───── Input material ─────

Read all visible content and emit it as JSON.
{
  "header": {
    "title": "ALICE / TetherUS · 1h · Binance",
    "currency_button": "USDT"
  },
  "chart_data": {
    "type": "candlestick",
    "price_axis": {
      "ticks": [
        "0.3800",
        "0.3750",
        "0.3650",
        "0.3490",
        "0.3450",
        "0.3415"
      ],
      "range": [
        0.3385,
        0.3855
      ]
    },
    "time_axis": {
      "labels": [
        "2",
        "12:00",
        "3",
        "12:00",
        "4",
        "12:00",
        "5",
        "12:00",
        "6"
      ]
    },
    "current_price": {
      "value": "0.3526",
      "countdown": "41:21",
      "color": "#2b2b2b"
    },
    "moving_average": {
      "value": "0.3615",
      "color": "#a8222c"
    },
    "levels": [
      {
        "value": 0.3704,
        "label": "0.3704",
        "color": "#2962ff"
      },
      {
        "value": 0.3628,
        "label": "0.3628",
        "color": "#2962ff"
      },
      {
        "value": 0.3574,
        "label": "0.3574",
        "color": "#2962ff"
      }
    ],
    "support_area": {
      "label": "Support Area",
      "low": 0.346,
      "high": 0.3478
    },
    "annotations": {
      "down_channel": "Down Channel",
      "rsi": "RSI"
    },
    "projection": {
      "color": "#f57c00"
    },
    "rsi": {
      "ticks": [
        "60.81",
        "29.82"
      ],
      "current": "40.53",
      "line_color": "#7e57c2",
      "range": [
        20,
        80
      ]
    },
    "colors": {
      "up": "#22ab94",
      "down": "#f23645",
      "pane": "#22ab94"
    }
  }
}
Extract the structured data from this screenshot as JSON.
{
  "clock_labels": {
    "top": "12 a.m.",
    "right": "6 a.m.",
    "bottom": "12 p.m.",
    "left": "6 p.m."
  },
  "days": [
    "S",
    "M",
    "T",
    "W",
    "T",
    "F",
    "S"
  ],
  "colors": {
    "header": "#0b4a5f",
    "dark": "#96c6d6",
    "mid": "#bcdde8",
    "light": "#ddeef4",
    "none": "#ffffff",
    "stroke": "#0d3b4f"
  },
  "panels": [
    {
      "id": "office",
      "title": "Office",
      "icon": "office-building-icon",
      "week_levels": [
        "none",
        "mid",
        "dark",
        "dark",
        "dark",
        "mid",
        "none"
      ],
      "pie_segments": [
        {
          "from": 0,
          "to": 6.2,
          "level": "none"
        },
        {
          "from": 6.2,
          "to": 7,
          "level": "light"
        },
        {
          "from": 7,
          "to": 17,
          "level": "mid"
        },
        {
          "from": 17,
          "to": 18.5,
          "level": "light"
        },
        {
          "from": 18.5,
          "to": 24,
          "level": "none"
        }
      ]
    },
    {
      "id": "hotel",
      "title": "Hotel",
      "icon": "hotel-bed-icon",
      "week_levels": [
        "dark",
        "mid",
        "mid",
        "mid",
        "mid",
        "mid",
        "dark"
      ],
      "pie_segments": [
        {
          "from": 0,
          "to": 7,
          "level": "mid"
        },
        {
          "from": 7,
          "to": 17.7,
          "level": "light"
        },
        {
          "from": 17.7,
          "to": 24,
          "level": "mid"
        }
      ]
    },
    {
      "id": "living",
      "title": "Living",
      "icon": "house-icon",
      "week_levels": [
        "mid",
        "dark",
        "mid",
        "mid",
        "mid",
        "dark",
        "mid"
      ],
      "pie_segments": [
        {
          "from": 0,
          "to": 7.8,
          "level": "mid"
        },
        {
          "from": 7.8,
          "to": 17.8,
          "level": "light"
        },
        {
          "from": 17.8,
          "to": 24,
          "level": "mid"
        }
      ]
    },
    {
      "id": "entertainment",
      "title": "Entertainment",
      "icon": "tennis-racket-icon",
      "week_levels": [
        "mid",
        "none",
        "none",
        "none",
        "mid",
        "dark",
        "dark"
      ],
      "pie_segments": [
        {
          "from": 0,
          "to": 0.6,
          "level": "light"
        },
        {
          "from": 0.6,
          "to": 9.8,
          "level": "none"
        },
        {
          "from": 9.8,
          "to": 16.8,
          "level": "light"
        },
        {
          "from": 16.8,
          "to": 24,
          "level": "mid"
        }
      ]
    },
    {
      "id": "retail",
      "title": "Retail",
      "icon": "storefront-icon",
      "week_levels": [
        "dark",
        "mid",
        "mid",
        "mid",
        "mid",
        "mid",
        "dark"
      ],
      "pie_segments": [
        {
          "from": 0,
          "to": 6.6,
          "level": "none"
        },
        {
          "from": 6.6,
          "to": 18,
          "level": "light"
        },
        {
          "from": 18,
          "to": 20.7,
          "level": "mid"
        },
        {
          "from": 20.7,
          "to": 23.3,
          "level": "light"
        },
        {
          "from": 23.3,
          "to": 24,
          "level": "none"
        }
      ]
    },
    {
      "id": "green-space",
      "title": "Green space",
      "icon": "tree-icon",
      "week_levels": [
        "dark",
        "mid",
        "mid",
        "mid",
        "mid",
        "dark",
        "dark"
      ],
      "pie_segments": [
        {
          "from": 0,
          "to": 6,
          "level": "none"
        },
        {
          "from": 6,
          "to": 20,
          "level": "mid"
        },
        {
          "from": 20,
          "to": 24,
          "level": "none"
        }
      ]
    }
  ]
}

─────

• **The problem**: Find every line in the listing that holds the string "JSON", then say how many there are as a bare number.

• **Final result**: 2